[Requirements]: The data below should be restated word for word, with every picture omitted.

>> BEGIN Exercise input

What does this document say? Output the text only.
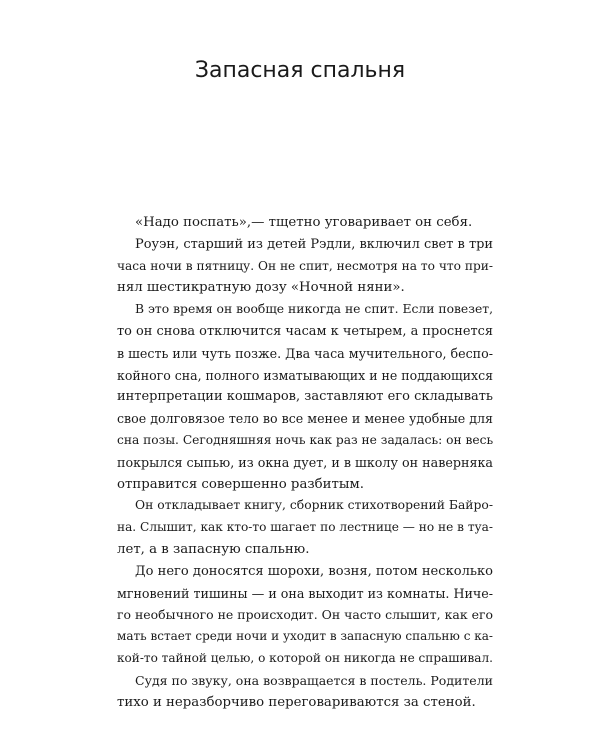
Запасная спальня
«Надо поспать»,— тщетно уговаривает он себя.
Роуэн, старший из детей Рэдли, включил свет в три
часа ночи в пятницу. Он не спит, несмотря на то что при-
нял шестикратную дозу «Ночной няни».
В это время он вообще никогда не спит. Если повезет,
то он снова отключится часам к четырем, а проснется
в шесть или чуть позже. Два часа мучительного, беспо-
койного сна, полного изматывающих и не поддающихся
интерпретации кошмаров, заставляют его складывать
свое долговязое тело во все менее и менее удобные для
сна позы. Сегодняшняя ночь как раз не задалась: он весь
покрылся сыпью, из окна дует, и в школу он наверняка
отправится совершенно разбитым.
Он откладывает книгу, сборник стихотворений Байро-
на. Слышит, как кто-то шагает по лестнице — но не в туа-
лет, а в запасную спальню.
До него доносятся шорохи, возня, потом несколько
мгновений тишины — и она выходит из комнаты. Ниче-
го необычного не происходит. Он часто слышит, как его
мать встает среди ночи и уходит в запасную спальню с ка-
кой-то тайной целью, о которой он никогда не спрашивал.
Судя по звуку, она возвращается в постель. Родители
тихо и неразборчиво переговариваются за стеной.
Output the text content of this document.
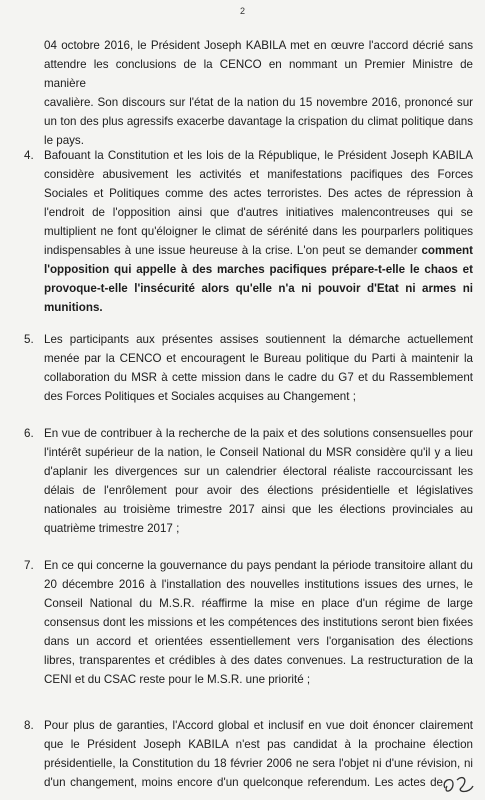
2
04 octobre 2016, le Président Joseph KABILA met en œuvre l'accord décrié sans
attendre les conclusions de la CENCO en nommant un Premier Ministre de manière
cavalière. Son discours sur l'état de la nation du 15 novembre 2016, prononcé sur
un ton des plus agressifs exacerbe davantage la crispation du climat politique dans
le pays.
4. Bafouant la Constitution et les lois de la République, le Président Joseph KABILA
considère abusivement les activités et manifestations pacifiques des Forces
Sociales et Politiques comme des actes terroristes. Des actes de répression à
l'endroit de l'opposition ainsi que d'autres initiatives malencontreuses qui se
multiplient ne font qu'éloigner le climat de sérénité dans les pourparlers politiques
indispensables à une issue heureuse à la crise. L'on peut se demander comment
l'opposition qui appelle à des marches pacifiques prépare-t-elle le chaos et
provoque-t-elle l'insécurité alors qu'elle n'a ni pouvoir d'Etat ni armes ni
munitions.
5. Les participants aux présentes assises soutiennent la démarche actuellement
menée par la CENCO et encouragent le Bureau politique du Parti à maintenir la
collaboration du MSR à cette mission dans le cadre du G7 et du Rassemblement
des Forces Politiques et Sociales acquises au Changement ;
6. En vue de contribuer à la recherche de la paix et des solutions consensuelles pour
l'intérêt supérieur de la nation, le Conseil National du MSR considère qu'il y a lieu
d'aplanir les divergences sur un calendrier électoral réaliste raccourcissant les
délais de l'enrôlement pour avoir des élections présidentielle et législatives
nationales au troisième trimestre 2017 ainsi que les élections provinciales au
quatrième trimestre 2017 ;
7. En ce qui concerne la gouvernance du pays pendant la période transitoire allant du
20 décembre 2016 à l'installation des nouvelles institutions issues des urnes, le
Conseil National du M.S.R. réaffirme la mise en place d'un régime de large
consensus dont les missions et les compétences des institutions seront bien fixées
dans un accord et orientées essentiellement vers l'organisation des élections
libres, transparentes et crédibles à des dates convenues. La restructuration de la
CENI et du CSAC reste pour le M.S.R. une priorité ;
8. Pour plus de garanties, l'Accord global et inclusif en vue doit énoncer clairement
que le Président Joseph KABILA n'est pas candidat à la prochaine élection
présidentielle, la Constitution du 18 février 2006 ne sera l'objet ni d'une révision, ni
d'un changement, moins encore d'un quelconque referendum. Les actes de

>> END Exercise input

[Response to this exercise]:
What does this document say? Output the text only.
Запасная спальня
«Надо поспать»,— тщетно уговаривает он себя.
Роуэн, старший из детей Рэдли, включил свет в три
часа ночи в пятницу. Он не спит, несмотря на то что при-
нял шестикратную дозу «Ночной няни».
В это время он вообще никогда не спит. Если повезет,
то он снова отключится часам к четырем, а проснется
в шесть или чуть позже. Два часа мучительного, беспо-
койного сна, полного изматывающих и не поддающихся
интерпретации кошмаров, заставляют его складывать
свое долговязое тело во все менее и менее удобные для
сна позы. Сегодняшняя ночь как раз не задалась: он весь
покрылся сыпью, из окна дует, и в школу он наверняка
отправится совершенно разбитым.
Он откладывает книгу, сборник стихотворений Байро-
на. Слышит, как кто-то шагает по лестнице — но не в туа-
лет, а в запасную спальню.
До него доносятся шорохи, возня, потом несколько
мгновений тишины — и она выходит из комнаты. Ниче-
го необычного не происходит. Он часто слышит, как его
мать встает среди ночи и уходит в запасную спальню с ка-
кой-то тайной целью, о которой он никогда не спрашивал.
Судя по звуку, она возвращается в постель. Родители
тихо и неразборчиво переговариваются за стеной.
Output the text content of this document.
2
04 octobre 2016, le Président Joseph KABILA met en œuvre l'accord décrié sans
attendre les conclusions de la CENCO en nommant un Premier Ministre de manière
cavalière. Son discours sur l'état de la nation du 15 novembre 2016, prononcé sur
un ton des plus agressifs exacerbe davantage la crispation du climat politique dans
le pays.
4. Bafouant la Constitution et les lois de la République, le Président Joseph KABILA
considère abusivement les activités et manifestations pacifiques des Forces
Sociales et Politiques comme des actes terroristes. Des actes de répression à
l'endroit de l'opposition ainsi que d'autres initiatives malencontreuses qui se
multiplient ne font qu'éloigner le climat de sérénité dans les pourparlers politiques
indispensables à une issue heureuse à la crise. L'on peut se demander comment
l'opposition qui appelle à des marches pacifiques prépare-t-elle le chaos et
provoque-t-elle l'insécurité alors qu'elle n'a ni pouvoir d'Etat ni armes ni
munitions.
5. Les participants aux présentes assises soutiennent la démarche actuellement
menée par la CENCO et encouragent le Bureau politique du Parti à maintenir la
collaboration du MSR à cette mission dans le cadre du G7 et du Rassemblement
des Forces Politiques et Sociales acquises au Changement ;
6. En vue de contribuer à la recherche de la paix et des solutions consensuelles pour
l'intérêt supérieur de la nation, le Conseil National du MSR considère qu'il y a lieu
d'aplanir les divergences sur un calendrier électoral réaliste raccourcissant les
délais de l'enrôlement pour avoir des élections présidentielle et législatives
nationales au troisième trimestre 2017 ainsi que les élections provinciales au
quatrième trimestre 2017 ;
7. En ce qui concerne la gouvernance du pays pendant la période transitoire allant du
20 décembre 2016 à l'installation des nouvelles institutions issues des urnes, le
Conseil National du M.S.R. réaffirme la mise en place d'un régime de large
consensus dont les missions et les compétences des institutions seront bien fixées
dans un accord et orientées essentiellement vers l'organisation des élections
libres, transparentes et crédibles à des dates convenues. La restructuration de la
CENI et du CSAC reste pour le M.S.R. une priorité ;
8. Pour plus de garanties, l'Accord global et inclusif en vue doit énoncer clairement
que le Président Joseph KABILA n'est pas candidat à la prochaine élection
présidentielle, la Constitution du 18 février 2006 ne sera l'objet ni d'une révision, ni
d'un changement, moins encore d'un quelconque referendum. Les actes de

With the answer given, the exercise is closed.